THE REQUEST:
Write the records out again, keeping each line exactly as it is.
## START DATA PROVIDED
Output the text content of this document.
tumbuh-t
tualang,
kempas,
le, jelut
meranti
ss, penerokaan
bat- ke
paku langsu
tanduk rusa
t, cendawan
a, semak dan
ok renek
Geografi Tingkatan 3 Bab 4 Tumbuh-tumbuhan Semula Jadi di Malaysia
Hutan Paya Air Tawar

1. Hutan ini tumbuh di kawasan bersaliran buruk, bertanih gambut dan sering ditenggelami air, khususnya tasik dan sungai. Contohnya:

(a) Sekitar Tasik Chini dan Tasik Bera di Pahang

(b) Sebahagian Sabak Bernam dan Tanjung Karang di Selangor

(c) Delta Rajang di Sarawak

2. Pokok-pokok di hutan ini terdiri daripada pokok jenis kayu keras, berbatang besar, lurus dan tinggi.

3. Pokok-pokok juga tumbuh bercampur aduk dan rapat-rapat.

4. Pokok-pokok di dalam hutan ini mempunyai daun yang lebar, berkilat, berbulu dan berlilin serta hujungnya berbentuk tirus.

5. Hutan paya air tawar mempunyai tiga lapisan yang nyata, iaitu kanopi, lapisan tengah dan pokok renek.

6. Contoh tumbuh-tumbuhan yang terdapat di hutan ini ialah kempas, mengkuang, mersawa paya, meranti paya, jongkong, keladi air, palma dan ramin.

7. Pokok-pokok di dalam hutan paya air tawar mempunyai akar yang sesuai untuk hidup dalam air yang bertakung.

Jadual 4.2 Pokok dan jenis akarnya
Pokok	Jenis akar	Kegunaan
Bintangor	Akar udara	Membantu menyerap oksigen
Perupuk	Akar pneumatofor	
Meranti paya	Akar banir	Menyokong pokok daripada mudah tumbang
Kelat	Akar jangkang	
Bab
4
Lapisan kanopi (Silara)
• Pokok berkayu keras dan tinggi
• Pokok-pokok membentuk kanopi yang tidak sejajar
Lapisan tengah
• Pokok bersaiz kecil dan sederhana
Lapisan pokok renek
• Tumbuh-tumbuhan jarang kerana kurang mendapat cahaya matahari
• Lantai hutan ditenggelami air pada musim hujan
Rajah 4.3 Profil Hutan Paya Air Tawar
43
## END DATA PROVIDED
FULL OUTPUT:
Output the text content of this document.
tumbuh-t
tualang,
kempas,
le, jelut
meranti
ss, penerokaan
bat- ke
paku langsu
tanduk rusa
t, cendawan
a, semak dan
ok renek
Geografi Tingkatan 3 Bab 4 Tumbuh-tumbuhan Semula Jadi di Malaysia
Hutan Paya Air Tawar

1. Hutan ini tumbuh di kawasan bersaliran buruk, bertanih gambut dan sering ditenggelami air, khususnya tasik dan sungai. Contohnya:

(a) Sekitar Tasik Chini dan Tasik Bera di Pahang

(b) Sebahagian Sabak Bernam dan Tanjung Karang di Selangor

(c) Delta Rajang di Sarawak

2. Pokok-pokok di hutan ini terdiri daripada pokok jenis kayu keras, berbatang besar, lurus dan tinggi.

3. Pokok-pokok juga tumbuh bercampur aduk dan rapat-rapat.

4. Pokok-pokok di dalam hutan ini mempunyai daun yang lebar, berkilat, berbulu dan berlilin serta hujungnya berbentuk tirus.

5. Hutan paya air tawar mempunyai tiga lapisan yang nyata, iaitu kanopi, lapisan tengah dan pokok renek.

6. Contoh tumbuh-tumbuhan yang terdapat di hutan ini ialah kempas, mengkuang, mersawa paya, meranti paya, jongkong, keladi air, palma dan ramin.

7. Pokok-pokok di dalam hutan paya air tawar mempunyai akar yang sesuai untuk hidup dalam air yang bertakung.

Jadual 4.2 Pokok dan jenis akarnya
Pokok	Jenis akar	Kegunaan
Bintangor	Akar udara	Membantu menyerap oksigen
Perupuk	Akar pneumatofor	
Meranti paya	Akar banir	Menyokong pokok daripada mudah tumbang
Kelat	Akar jangkang	
Bab
4
Lapisan kanopi (Silara)
• Pokok berkayu keras dan tinggi
• Pokok-pokok membentuk kanopi yang tidak sejajar
Lapisan tengah
• Pokok bersaiz kecil dan sederhana
Lapisan pokok renek
• Tumbuh-tumbuhan jarang kerana kurang mendapat cahaya matahari
• Lantai hutan ditenggelami air pada musim hujan
Rajah 4.3 Profil Hutan Paya Air Tawar
43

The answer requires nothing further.